**EXERCISE OBJECTIVE**:
Write every record out again exactly as given.

**STORED DATA**:
* * * * *

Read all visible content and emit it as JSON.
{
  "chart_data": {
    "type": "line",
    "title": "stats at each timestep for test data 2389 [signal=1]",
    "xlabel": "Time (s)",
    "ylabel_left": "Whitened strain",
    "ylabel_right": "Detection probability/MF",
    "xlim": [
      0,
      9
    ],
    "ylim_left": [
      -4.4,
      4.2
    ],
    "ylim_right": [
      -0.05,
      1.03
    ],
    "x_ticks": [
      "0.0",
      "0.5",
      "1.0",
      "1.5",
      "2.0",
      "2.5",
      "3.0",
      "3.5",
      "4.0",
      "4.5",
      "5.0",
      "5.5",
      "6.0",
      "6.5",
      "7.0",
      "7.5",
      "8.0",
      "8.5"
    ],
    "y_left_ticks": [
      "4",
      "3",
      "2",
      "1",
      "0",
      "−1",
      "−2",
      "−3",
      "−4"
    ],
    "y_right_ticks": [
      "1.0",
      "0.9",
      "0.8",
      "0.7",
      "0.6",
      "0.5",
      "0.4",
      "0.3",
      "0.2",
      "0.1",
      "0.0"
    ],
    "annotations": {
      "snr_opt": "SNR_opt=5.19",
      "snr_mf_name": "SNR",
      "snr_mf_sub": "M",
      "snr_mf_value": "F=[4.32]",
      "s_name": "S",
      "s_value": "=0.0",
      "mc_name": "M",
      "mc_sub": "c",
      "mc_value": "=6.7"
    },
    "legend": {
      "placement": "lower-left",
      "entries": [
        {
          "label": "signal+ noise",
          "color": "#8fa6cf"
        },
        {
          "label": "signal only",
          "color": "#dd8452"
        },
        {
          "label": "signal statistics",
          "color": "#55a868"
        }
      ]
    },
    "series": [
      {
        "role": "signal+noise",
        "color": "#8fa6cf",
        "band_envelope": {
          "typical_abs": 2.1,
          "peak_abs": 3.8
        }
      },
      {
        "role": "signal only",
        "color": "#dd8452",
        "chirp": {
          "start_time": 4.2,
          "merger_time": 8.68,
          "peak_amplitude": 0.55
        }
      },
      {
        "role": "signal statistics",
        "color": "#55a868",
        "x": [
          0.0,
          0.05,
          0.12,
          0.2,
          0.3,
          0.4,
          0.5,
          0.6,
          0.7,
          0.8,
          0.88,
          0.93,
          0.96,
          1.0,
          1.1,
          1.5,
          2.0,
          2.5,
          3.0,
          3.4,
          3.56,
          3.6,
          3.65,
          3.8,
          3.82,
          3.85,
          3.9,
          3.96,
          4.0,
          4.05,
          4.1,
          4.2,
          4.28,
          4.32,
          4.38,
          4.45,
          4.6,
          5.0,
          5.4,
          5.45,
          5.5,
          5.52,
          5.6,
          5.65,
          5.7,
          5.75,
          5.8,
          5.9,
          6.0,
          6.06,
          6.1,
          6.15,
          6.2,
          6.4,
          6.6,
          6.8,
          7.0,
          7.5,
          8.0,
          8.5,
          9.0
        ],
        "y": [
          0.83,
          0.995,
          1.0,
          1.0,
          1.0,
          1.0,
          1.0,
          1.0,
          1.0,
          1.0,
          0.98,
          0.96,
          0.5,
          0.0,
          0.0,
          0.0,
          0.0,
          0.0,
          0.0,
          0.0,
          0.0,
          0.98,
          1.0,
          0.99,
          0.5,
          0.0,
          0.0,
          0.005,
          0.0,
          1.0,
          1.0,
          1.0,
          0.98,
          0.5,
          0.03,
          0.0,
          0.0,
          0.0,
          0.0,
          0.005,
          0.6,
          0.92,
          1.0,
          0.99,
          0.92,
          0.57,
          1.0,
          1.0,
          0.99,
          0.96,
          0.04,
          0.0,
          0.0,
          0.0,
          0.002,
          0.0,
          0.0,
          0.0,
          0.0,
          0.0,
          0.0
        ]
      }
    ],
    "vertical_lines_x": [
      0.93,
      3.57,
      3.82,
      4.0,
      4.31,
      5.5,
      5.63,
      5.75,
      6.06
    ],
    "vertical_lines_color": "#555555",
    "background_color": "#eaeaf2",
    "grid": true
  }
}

* * * * *

**RESPONSE**:
Read all visible content and emit it as JSON.
{
  "chart_data": {
    "type": "line",
    "title": "stats at each timestep for test data 2389 [signal=1]",
    "xlabel": "Time (s)",
    "ylabel_left": "Whitened strain",
    "ylabel_right": "Detection probability/MF",
    "xlim": [
      0,
      9
    ],
    "ylim_left": [
      -4.4,
      4.2
    ],
    "ylim_right": [
      -0.05,
      1.03
    ],
    "x_ticks": [
      "0.0",
      "0.5",
      "1.0",
      "1.5",
      "2.0",
      "2.5",
      "3.0",
      "3.5",
      "4.0",
      "4.5",
      "5.0",
      "5.5",
      "6.0",
      "6.5",
      "7.0",
      "7.5",
      "8.0",
      "8.5"
    ],
    "y_left_ticks": [
      "4",
      "3",
      "2",
      "1",
      "0",
      "−1",
      "−2",
      "−3",
      "−4"
    ],
    "y_right_ticks": [
      "1.0",
      "0.9",
      "0.8",
      "0.7",
      "0.6",
      "0.5",
      "0.4",
      "0.3",
      "0.2",
      "0.1",
      "0.0"
    ],
    "annotations": {
      "snr_opt": "SNR_opt=5.19",
      "snr_mf_name": "SNR",
      "snr_mf_sub": "M",
      "snr_mf_value": "F=[4.32]",
      "s_name": "S",
      "s_value": "=0.0",
      "mc_name": "M",
      "mc_sub": "c",
      "mc_value": "=6.7"
    },
    "legend": {
      "placement": "lower-left",
      "entries": [
        {
          "label": "signal+ noise",
          "color": "#8fa6cf"
        },
        {
          "label": "signal only",
          "color": "#dd8452"
        },
        {
          "label": "signal statistics",
          "color": "#55a868"
        }
      ]
    },
    "series": [
      {
        "role": "signal+noise",
        "color": "#8fa6cf",
        "band_envelope": {
          "typical_abs": 2.1,
          "peak_abs": 3.8
        }
      },
      {
        "role": "signal only",
        "color": "#dd8452",
        "chirp": {
          "start_time": 4.2,
          "merger_time": 8.68,
          "peak_amplitude": 0.55
        }
      },
      {
        "role": "signal statistics",
        "color": "#55a868",
        "x": [
          0.0,
          0.05,
          0.12,
          0.2,
          0.3,
          0.4,
          0.5,
          0.6,
          0.7,
          0.8,
          0.88,
          0.93,
          0.96,
          1.0,
          1.1,
          1.5,
          2.0,
          2.5,
          3.0,
          3.4,
          3.56,
          3.6,
          3.65,
          3.8,
          3.82,
          3.85,
          3.9,
          3.96,
          4.0,
          4.05,
          4.1,
          4.2,
          4.28,
          4.32,
          4.38,
          4.45,
          4.6,
          5.0,
          5.4,
          5.45,
          5.5,
          5.52,
          5.6,
          5.65,
          5.7,
          5.75,
          5.8,
          5.9,
          6.0,
          6.06,
          6.1,
          6.15,
          6.2,
          6.4,
          6.6,
          6.8,
          7.0,
          7.5,
          8.0,
          8.5,
          9.0
        ],
        "y": [
          0.83,
          0.995,
          1.0,
          1.0,
          1.0,
          1.0,
          1.0,
          1.0,
          1.0,
          1.0,
          0.98,
          0.96,
          0.5,
          0.0,
          0.0,
          0.0,
          0.0,
          0.0,
          0.0,
          0.0,
          0.0,
          0.98,
          1.0,
          0.99,
          0.5,
          0.0,
          0.0,
          0.005,
          0.0,
          1.0,
          1.0,
          1.0,
          0.98,
          0.5,
          0.03,
          0.0,
          0.0,
          0.0,
          0.0,
          0.005,
          0.6,
          0.92,
          1.0,
          0.99,
          0.92,
          0.57,
          1.0,
          1.0,
          0.99,
          0.96,
          0.04,
          0.0,
          0.0,
          0.0,
          0.002,
          0.0,
          0.0,
          0.0,
          0.0,
          0.0,
          0.0
        ]
      }
    ],
    "vertical_lines_x": [
      0.93,
      3.57,
      3.82,
      4.0,
      4.31,
      5.5,
      5.63,
      5.75,
      6.06
    ],
    "vertical_lines_color": "#555555",
    "background_color": "#eaeaf2",
    "grid": true
  }
}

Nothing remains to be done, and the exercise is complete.